§ Your instructions
Locate and copy all lines bearing the word "карбальдегид".

§ Data for this exercise
+--

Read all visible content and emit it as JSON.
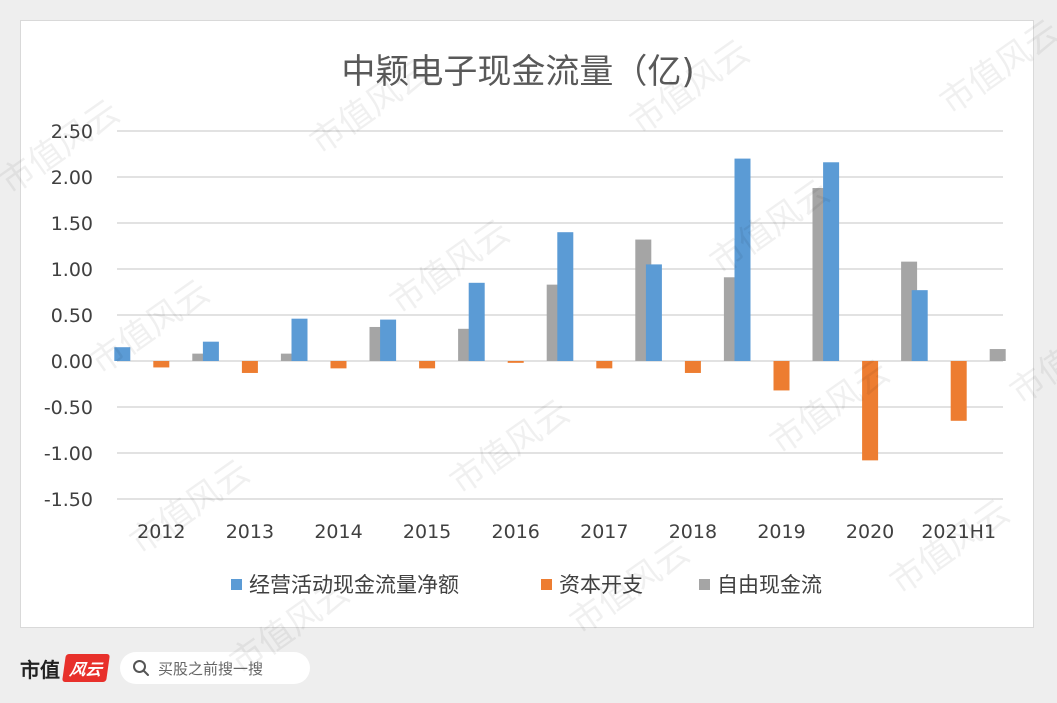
{
  "chart_data": {
    "type": "bar",
    "title": "中颖电子现金流量（亿)",
    "categories": [
      "2012",
      "2013",
      "2014",
      "2015",
      "2016",
      "2017",
      "2018",
      "2019",
      "2020",
      "2021H1"
    ],
    "series": [
      {
        "name": "经营活动现金流量净额",
        "color": "#5b9bd5",
        "values": [
          0.15,
          0.21,
          0.46,
          0.45,
          0.85,
          1.4,
          1.05,
          2.2,
          2.16,
          0.77
        ]
      },
      {
        "name": "资本开支",
        "color": "#ed7d31",
        "values": [
          -0.07,
          -0.13,
          -0.08,
          -0.08,
          -0.02,
          -0.08,
          -0.13,
          -0.32,
          -1.08,
          -0.65
        ]
      },
      {
        "name": "自由现金流",
        "color": "#a5a5a5",
        "values": [
          0.08,
          0.08,
          0.37,
          0.35,
          0.83,
          1.32,
          0.91,
          1.88,
          1.08,
          0.13
        ]
      }
    ],
    "ylim": [
      -1.5,
      2.5
    ],
    "yticks": [
      "2.50",
      "2.00",
      "1.50",
      "1.00",
      "0.50",
      "0.00",
      "-0.50",
      "-1.00",
      "-1.50"
    ],
    "ytick_values": [
      2.5,
      2.0,
      1.5,
      1.0,
      0.5,
      0.0,
      -0.5,
      -1.0,
      -1.5
    ],
    "grid": true,
    "legend_position": "bottom"
  },
  "footer": {
    "brand_text": "市值",
    "brand_logo_text": "风云",
    "search_placeholder": "买股之前搜一搜"
  },
  "watermark_text": "市值风云"
}
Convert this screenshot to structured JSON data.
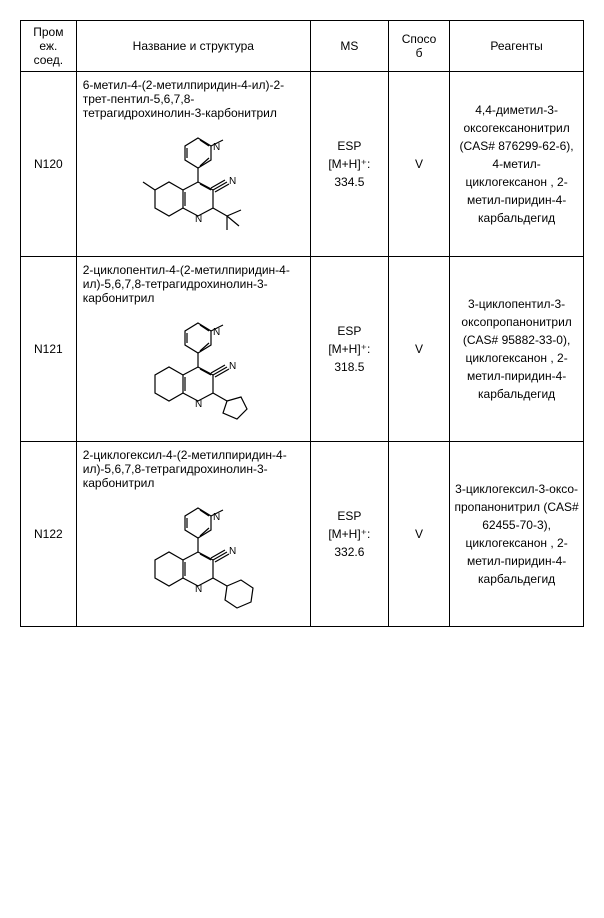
{
  "headers": {
    "id": "Пром\nеж.\nсоед.",
    "name": "Название и структура",
    "ms": "MS",
    "method": "Спосо\nб",
    "reagents": "Реагенты"
  },
  "rows": [
    {
      "id": "N120",
      "name": "6-метил-4-(2-метилпиридин-4-ил)-2-трет-пентил-5,6,7,8-тетрагидрохинолин-3-карбонитрил",
      "ms_label": "ESP",
      "ms_ion": "[M+H]⁺:",
      "ms_value": "334.5",
      "method": "V",
      "reagents": "4,4-диметил-3-оксогексанонитрил (CAS# 876299-62-6), 4-метил-циклогексанон , 2-метил-пиридин-4-карбальдегид"
    },
    {
      "id": "N121",
      "name": "2-циклопентил-4-(2-метилпиридин-4-ил)-5,6,7,8-тетрагидрохинолин-3-карбонитрил",
      "ms_label": "ESP",
      "ms_ion": "[M+H]⁺:",
      "ms_value": "318.5",
      "method": "V",
      "reagents": "3-циклопентил-3-оксопропанонитрил (CAS# 95882-33-0), циклогексанон , 2-метил-пиридин-4-карбальдегид"
    },
    {
      "id": "N122",
      "name": "2-циклогексил-4-(2-метилпиридин-4-ил)-5,6,7,8-тетрагидрохинолин-3-карбонитрил",
      "ms_label": "ESP",
      "ms_ion": "[M+H]⁺:",
      "ms_value": "332.6",
      "method": "V",
      "reagents": "3-циклогексил-3-оксо-пропанонитрил (CAS# 62455-70-3), циклогексанон , 2-метил-пиридин-4-карбальдегид"
    }
  ],
  "structure_stroke": "#000000",
  "structure_stroke_width": 1.2
}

+--

§ Solution for this problem
      "reagents": "4,4-диметил-3-оксогексанонитрил (CAS# 876299-62-6), 4-метил-циклогексанон , 2-метил-пиридин-4-карбальдегид"
      "reagents": "3-циклопентил-3-оксопропанонитрил (CAS# 95882-33-0), циклогексанон , 2-метил-пиридин-4-карбальдегид"
      "reagents": "3-циклогексил-3-оксо-пропанонитрил (CAS# 62455-70-3), циклогексанон , 2-метил-пиридин-4-карбальдегид"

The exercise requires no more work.